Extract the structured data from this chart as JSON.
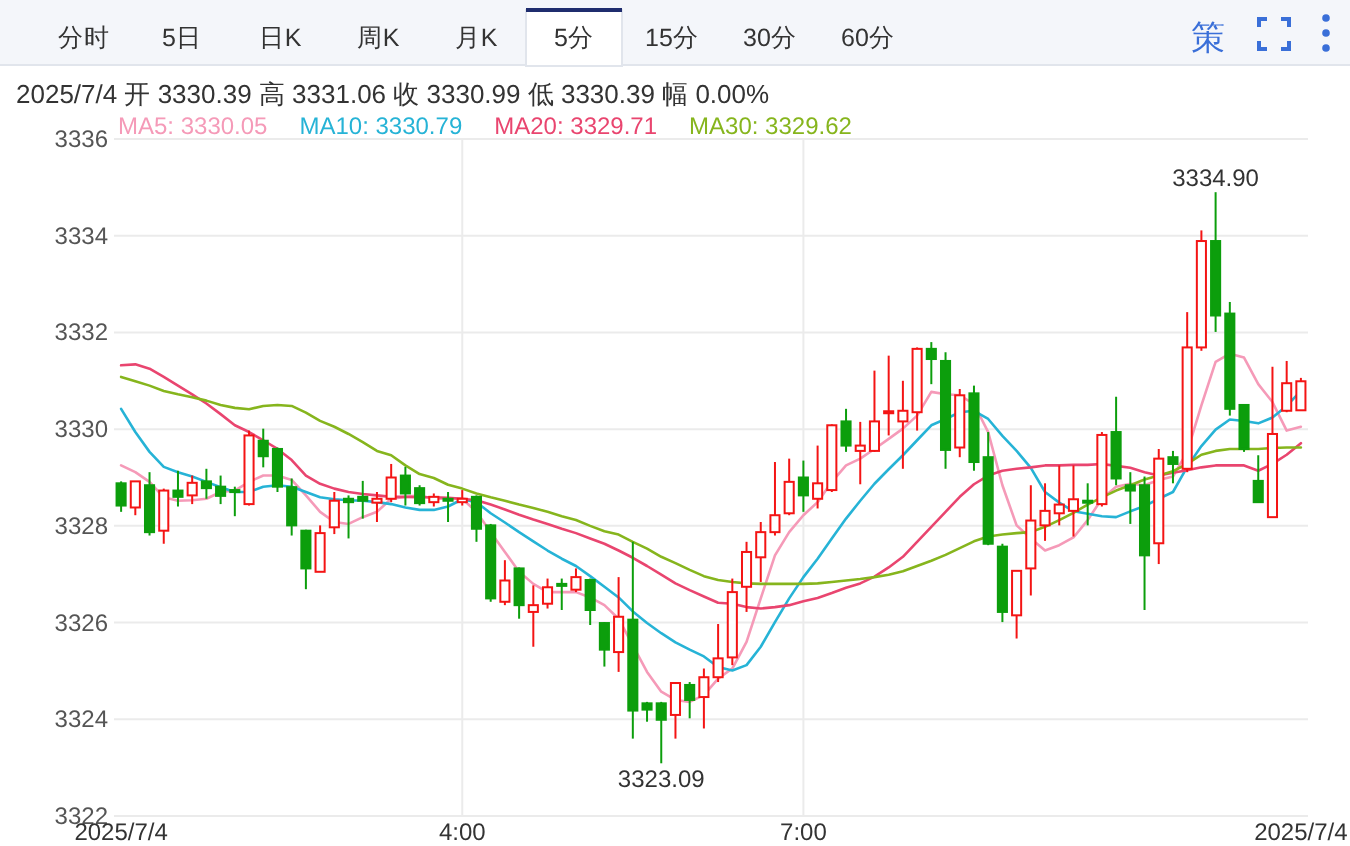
{
  "chart_data": {
    "type": "candlestick",
    "title": "2025/7/4 开 3330.39 高 3331.06 收 3330.99 低 3330.39 幅 0.00%",
    "categories": [
      "2025/7/4",
      null,
      null,
      null,
      null,
      null,
      null,
      null,
      null,
      null,
      null,
      null,
      null,
      null,
      null,
      null,
      null,
      null,
      null,
      null,
      null,
      null,
      null,
      null,
      "4:00",
      null,
      null,
      null,
      null,
      null,
      null,
      null,
      null,
      null,
      null,
      null,
      null,
      null,
      null,
      null,
      null,
      null,
      null,
      null,
      null,
      null,
      null,
      null,
      "7:00",
      null,
      null,
      null,
      null,
      null,
      null,
      null,
      null,
      null,
      null,
      null,
      null,
      null,
      null,
      null,
      null,
      null,
      null,
      null,
      null,
      null,
      null,
      null,
      null,
      null,
      null,
      null,
      null,
      null,
      null,
      null,
      null,
      null,
      null,
      "2025/7/4"
    ],
    "ohlc": [
      [
        3328.88,
        3328.92,
        3328.29,
        3328.42
      ],
      [
        3328.38,
        3328.92,
        3328.22,
        3328.92
      ],
      [
        3328.84,
        3329.11,
        3327.8,
        3327.87
      ],
      [
        3327.9,
        3328.77,
        3327.63,
        3328.73
      ],
      [
        3328.73,
        3329.14,
        3328.4,
        3328.6
      ],
      [
        3328.63,
        3329.04,
        3328.45,
        3328.89
      ],
      [
        3328.92,
        3329.18,
        3328.56,
        3328.78
      ],
      [
        3328.81,
        3329.04,
        3328.45,
        3328.62
      ],
      [
        3328.74,
        3328.81,
        3328.2,
        3328.7
      ],
      [
        3328.45,
        3329.97,
        3328.42,
        3329.87
      ],
      [
        3329.76,
        3330.01,
        3329.21,
        3329.44
      ],
      [
        3329.59,
        3329.62,
        3328.7,
        3328.81
      ],
      [
        3328.8,
        3328.98,
        3327.8,
        3328.01
      ],
      [
        3327.9,
        3327.92,
        3326.69,
        3327.12
      ],
      [
        3327.05,
        3328.01,
        3327.05,
        3327.85
      ],
      [
        3327.97,
        3328.7,
        3327.83,
        3328.52
      ],
      [
        3328.56,
        3328.63,
        3327.74,
        3328.49
      ],
      [
        3328.6,
        3328.93,
        3328.15,
        3328.52
      ],
      [
        3328.48,
        3328.7,
        3328.08,
        3328.56
      ],
      [
        3328.56,
        3329.28,
        3328.49,
        3329.0
      ],
      [
        3329.04,
        3329.22,
        3328.42,
        3328.67
      ],
      [
        3328.78,
        3328.84,
        3328.42,
        3328.47
      ],
      [
        3328.49,
        3328.67,
        3328.4,
        3328.6
      ],
      [
        3328.56,
        3328.7,
        3328.08,
        3328.52
      ],
      [
        3328.49,
        3328.74,
        3328.42,
        3328.56
      ],
      [
        3328.6,
        3328.63,
        3327.67,
        3327.94
      ],
      [
        3328.01,
        3328.04,
        3326.43,
        3326.5
      ],
      [
        3326.43,
        3327.29,
        3326.36,
        3326.87
      ],
      [
        3327.12,
        3327.14,
        3326.08,
        3326.36
      ],
      [
        3326.22,
        3326.77,
        3325.5,
        3326.36
      ],
      [
        3326.39,
        3326.91,
        3326.29,
        3326.73
      ],
      [
        3326.8,
        3326.91,
        3326.26,
        3326.77
      ],
      [
        3326.68,
        3327.12,
        3326.63,
        3326.94
      ],
      [
        3326.88,
        3326.91,
        3325.95,
        3326.26
      ],
      [
        3325.99,
        3326.01,
        3325.09,
        3325.44
      ],
      [
        3325.39,
        3326.94,
        3324.98,
        3326.12
      ],
      [
        3326.06,
        3327.67,
        3323.6,
        3324.18
      ],
      [
        3324.33,
        3324.36,
        3323.95,
        3324.2
      ],
      [
        3324.33,
        3324.36,
        3323.09,
        3323.99
      ],
      [
        3324.09,
        3324.77,
        3323.6,
        3324.75
      ],
      [
        3324.71,
        3324.77,
        3324.02,
        3324.4
      ],
      [
        3324.46,
        3325.05,
        3323.81,
        3324.87
      ],
      [
        3324.87,
        3325.97,
        3324.77,
        3325.26
      ],
      [
        3325.28,
        3326.91,
        3325.12,
        3326.63
      ],
      [
        3326.74,
        3327.67,
        3326.22,
        3327.46
      ],
      [
        3327.35,
        3328.08,
        3326.84,
        3327.87
      ],
      [
        3327.87,
        3329.32,
        3327.8,
        3328.22
      ],
      [
        3328.26,
        3329.39,
        3328.22,
        3328.91
      ],
      [
        3329.0,
        3329.35,
        3328.29,
        3328.63
      ],
      [
        3328.56,
        3329.66,
        3328.36,
        3328.88
      ],
      [
        3328.74,
        3330.1,
        3328.7,
        3330.08
      ],
      [
        3330.16,
        3330.42,
        3329.53,
        3329.66
      ],
      [
        3329.55,
        3330.15,
        3328.86,
        3329.66
      ],
      [
        3329.55,
        3331.21,
        3329.53,
        3330.16
      ],
      [
        3330.33,
        3331.52,
        3329.87,
        3330.37
      ],
      [
        3330.16,
        3331.0,
        3329.18,
        3330.38
      ],
      [
        3330.35,
        3331.69,
        3329.97,
        3331.66
      ],
      [
        3331.66,
        3331.8,
        3330.93,
        3331.45
      ],
      [
        3331.41,
        3331.59,
        3329.18,
        3329.57
      ],
      [
        3329.62,
        3330.83,
        3329.42,
        3330.7
      ],
      [
        3330.74,
        3330.9,
        3329.14,
        3329.32
      ],
      [
        3329.42,
        3329.94,
        3327.6,
        3327.63
      ],
      [
        3327.57,
        3327.63,
        3326.01,
        3326.22
      ],
      [
        3326.15,
        3327.07,
        3325.67,
        3327.07
      ],
      [
        3327.12,
        3328.84,
        3326.56,
        3328.11
      ],
      [
        3328.01,
        3328.88,
        3327.69,
        3328.31
      ],
      [
        3328.26,
        3329.25,
        3328.01,
        3328.44
      ],
      [
        3328.31,
        3329.25,
        3327.78,
        3328.55
      ],
      [
        3328.52,
        3328.88,
        3328.01,
        3328.49
      ],
      [
        3328.45,
        3329.94,
        3328.4,
        3329.88
      ],
      [
        3329.94,
        3330.67,
        3328.84,
        3328.98
      ],
      [
        3328.84,
        3329.11,
        3328.04,
        3328.73
      ],
      [
        3328.84,
        3329.02,
        3326.26,
        3327.39
      ],
      [
        3327.64,
        3329.59,
        3327.21,
        3329.39
      ],
      [
        3329.42,
        3329.55,
        3328.88,
        3329.28
      ],
      [
        3329.18,
        3332.42,
        3329.11,
        3331.69
      ],
      [
        3331.69,
        3334.11,
        3331.62,
        3333.89
      ],
      [
        3333.89,
        3334.9,
        3332.01,
        3332.35
      ],
      [
        3332.39,
        3332.63,
        3330.28,
        3330.42
      ],
      [
        3330.5,
        3330.5,
        3329.53,
        3329.59
      ],
      [
        3328.93,
        3329.46,
        3328.49,
        3328.49
      ],
      [
        3328.18,
        3331.29,
        3328.18,
        3329.9
      ],
      [
        3330.38,
        3331.41,
        3330.35,
        3330.95
      ],
      [
        3330.39,
        3331.06,
        3330.39,
        3330.99
      ]
    ],
    "colors": [
      "#0c9e0c",
      "#f41414",
      "#0c9e0c",
      "#f41414",
      "#0c9e0c",
      "#f41414",
      "#0c9e0c",
      "#0c9e0c",
      "#0c9e0c",
      "#f41414",
      "#0c9e0c",
      "#0c9e0c",
      "#0c9e0c",
      "#0c9e0c",
      "#f41414",
      "#f41414",
      "#0c9e0c",
      "#0c9e0c",
      "#f41414",
      "#f41414",
      "#0c9e0c",
      "#0c9e0c",
      "#f41414",
      "#0c9e0c",
      "#f41414",
      "#0c9e0c",
      "#0c9e0c",
      "#f41414",
      "#0c9e0c",
      "#f41414",
      "#f41414",
      "#0c9e0c",
      "#f41414",
      "#0c9e0c",
      "#0c9e0c",
      "#f41414",
      "#0c9e0c",
      "#0c9e0c",
      "#0c9e0c",
      "#f41414",
      "#0c9e0c",
      "#f41414",
      "#f41414",
      "#f41414",
      "#f41414",
      "#f41414",
      "#f41414",
      "#f41414",
      "#0c9e0c",
      "#f41414",
      "#f41414",
      "#0c9e0c",
      "#f41414",
      "#f41414",
      "#f41414",
      "#f41414",
      "#f41414",
      "#0c9e0c",
      "#0c9e0c",
      "#f41414",
      "#0c9e0c",
      "#0c9e0c",
      "#0c9e0c",
      "#f41414",
      "#f41414",
      "#f41414",
      "#f41414",
      "#f41414",
      "#0c9e0c",
      "#f41414",
      "#0c9e0c",
      "#0c9e0c",
      "#0c9e0c",
      "#f41414",
      "#0c9e0c",
      "#f41414",
      "#f41414",
      "#0c9e0c",
      "#0c9e0c",
      "#0c9e0c",
      "#0c9e0c",
      "#f41414",
      "#f41414",
      "#f41414"
    ],
    "series": [
      {
        "name": "MA5: 3330.05",
        "type": "line",
        "color": "#f59ab8",
        "values": [
          3329.25,
          3329.11,
          3328.91,
          3328.59,
          3328.52,
          3328.53,
          3328.56,
          3328.7,
          3328.73,
          3328.91,
          3329.04,
          3329.04,
          3328.95,
          3328.63,
          3328.29,
          3328.08,
          3328.04,
          3328.18,
          3328.29,
          3328.56,
          3328.6,
          3328.63,
          3328.56,
          3328.56,
          3328.56,
          3328.29,
          3327.87,
          3327.46,
          3327.05,
          3326.8,
          3326.63,
          3326.63,
          3326.63,
          3326.52,
          3326.36,
          3326.08,
          3325.53,
          3324.98,
          3324.57,
          3324.4,
          3324.36,
          3324.5,
          3324.84,
          3325.05,
          3325.6,
          3326.5,
          3327.39,
          3327.87,
          3328.22,
          3328.49,
          3328.91,
          3329.25,
          3329.39,
          3329.59,
          3329.8,
          3330.01,
          3330.28,
          3330.77,
          3330.72,
          3330.7,
          3330.52,
          3329.94,
          3328.84,
          3328.01,
          3327.74,
          3327.49,
          3327.6,
          3327.76,
          3328.12,
          3328.56,
          3328.81,
          3328.87,
          3328.84,
          3328.95,
          3329.02,
          3329.53,
          3330.49,
          3331.39,
          3331.56,
          3331.48,
          3330.93,
          3330.56,
          3329.97,
          3330.05
        ]
      },
      {
        "name": "MA10: 3330.79",
        "type": "line",
        "color": "#26b3d6",
        "values": [
          3330.42,
          3329.94,
          3329.53,
          3329.22,
          3329.11,
          3329.02,
          3328.91,
          3328.8,
          3328.7,
          3328.7,
          3328.81,
          3328.84,
          3328.81,
          3328.7,
          3328.59,
          3328.55,
          3328.53,
          3328.52,
          3328.49,
          3328.45,
          3328.38,
          3328.33,
          3328.33,
          3328.4,
          3328.55,
          3328.49,
          3328.26,
          3328.07,
          3327.87,
          3327.68,
          3327.49,
          3327.32,
          3327.17,
          3326.96,
          3326.74,
          3326.52,
          3326.23,
          3325.99,
          3325.78,
          3325.59,
          3325.44,
          3325.3,
          3325.08,
          3325.01,
          3325.12,
          3325.5,
          3326.01,
          3326.5,
          3326.94,
          3327.32,
          3327.74,
          3328.15,
          3328.52,
          3328.87,
          3329.17,
          3329.46,
          3329.77,
          3330.08,
          3330.21,
          3330.35,
          3330.38,
          3330.21,
          3329.86,
          3329.55,
          3329.2,
          3328.7,
          3328.48,
          3328.3,
          3328.25,
          3328.2,
          3328.18,
          3328.3,
          3328.41,
          3328.56,
          3328.7,
          3329.22,
          3329.65,
          3329.99,
          3330.2,
          3330.17,
          3330.12,
          3330.24,
          3330.48,
          3330.79
        ]
      },
      {
        "name": "MA20: 3329.71",
        "type": "line",
        "color": "#e9456f",
        "values": [
          3331.32,
          3331.34,
          3331.25,
          3331.08,
          3330.9,
          3330.72,
          3330.53,
          3330.31,
          3330.08,
          3329.94,
          3329.77,
          3329.59,
          3329.36,
          3329.04,
          3328.87,
          3328.77,
          3328.7,
          3328.66,
          3328.63,
          3328.6,
          3328.6,
          3328.59,
          3328.59,
          3328.58,
          3328.56,
          3328.53,
          3328.44,
          3328.34,
          3328.23,
          3328.13,
          3328.04,
          3327.94,
          3327.85,
          3327.74,
          3327.63,
          3327.49,
          3327.34,
          3327.17,
          3326.99,
          3326.81,
          3326.67,
          3326.54,
          3326.41,
          3326.39,
          3326.32,
          3326.29,
          3326.32,
          3326.36,
          3326.44,
          3326.51,
          3326.61,
          3326.72,
          3326.81,
          3326.95,
          3327.14,
          3327.36,
          3327.67,
          3327.98,
          3328.29,
          3328.6,
          3328.86,
          3329.04,
          3329.14,
          3329.18,
          3329.21,
          3329.25,
          3329.25,
          3329.26,
          3329.26,
          3329.28,
          3329.24,
          3329.2,
          3329.11,
          3329.04,
          3329.1,
          3329.15,
          3329.21,
          3329.25,
          3329.25,
          3329.25,
          3329.14,
          3329.28,
          3329.47,
          3329.71
        ]
      },
      {
        "name": "MA30: 3329.62",
        "type": "line",
        "color": "#86b51d",
        "values": [
          3331.08,
          3330.99,
          3330.9,
          3330.79,
          3330.72,
          3330.66,
          3330.59,
          3330.5,
          3330.44,
          3330.41,
          3330.48,
          3330.5,
          3330.48,
          3330.34,
          3330.17,
          3330.05,
          3329.9,
          3329.73,
          3329.55,
          3329.46,
          3329.25,
          3329.07,
          3328.99,
          3328.85,
          3328.77,
          3328.67,
          3328.59,
          3328.52,
          3328.44,
          3328.37,
          3328.29,
          3328.2,
          3328.12,
          3328.0,
          3327.89,
          3327.82,
          3327.67,
          3327.53,
          3327.36,
          3327.23,
          3327.09,
          3326.96,
          3326.88,
          3326.84,
          3326.81,
          3326.8,
          3326.8,
          3326.8,
          3326.8,
          3326.81,
          3326.84,
          3326.87,
          3326.9,
          3326.94,
          3326.99,
          3327.06,
          3327.17,
          3327.28,
          3327.4,
          3327.54,
          3327.68,
          3327.78,
          3327.82,
          3327.85,
          3327.87,
          3327.98,
          3328.12,
          3328.27,
          3328.44,
          3328.59,
          3328.73,
          3328.84,
          3328.96,
          3329.04,
          3329.13,
          3329.28,
          3329.47,
          3329.55,
          3329.59,
          3329.59,
          3329.59,
          3329.61,
          3329.62,
          3329.62
        ]
      }
    ],
    "ylim": [
      3322,
      3336
    ],
    "yticks": [
      3322,
      3324,
      3326,
      3328,
      3330,
      3332,
      3334,
      3336
    ],
    "grid": true,
    "legend": "top left",
    "annotations": [
      "分时",
      "5日",
      "日K",
      "周K",
      "月K",
      "5分",
      "15分",
      "30分",
      "60分",
      "策",
      {
        "text": "3334.90",
        "y": 3334.9
      },
      {
        "text": "3323.09",
        "y": 3323.09
      }
    ]
  }
}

┄┄┄┄┄┄

- _The task_
Show every line in the records above that contains the word "name".

- _Answer to this task_
        "name": "MA5: 3330.05",
        "name": "MA10: 3330.79",
        "name": "MA20: 3329.71",
        "name": "MA30: 3329.62",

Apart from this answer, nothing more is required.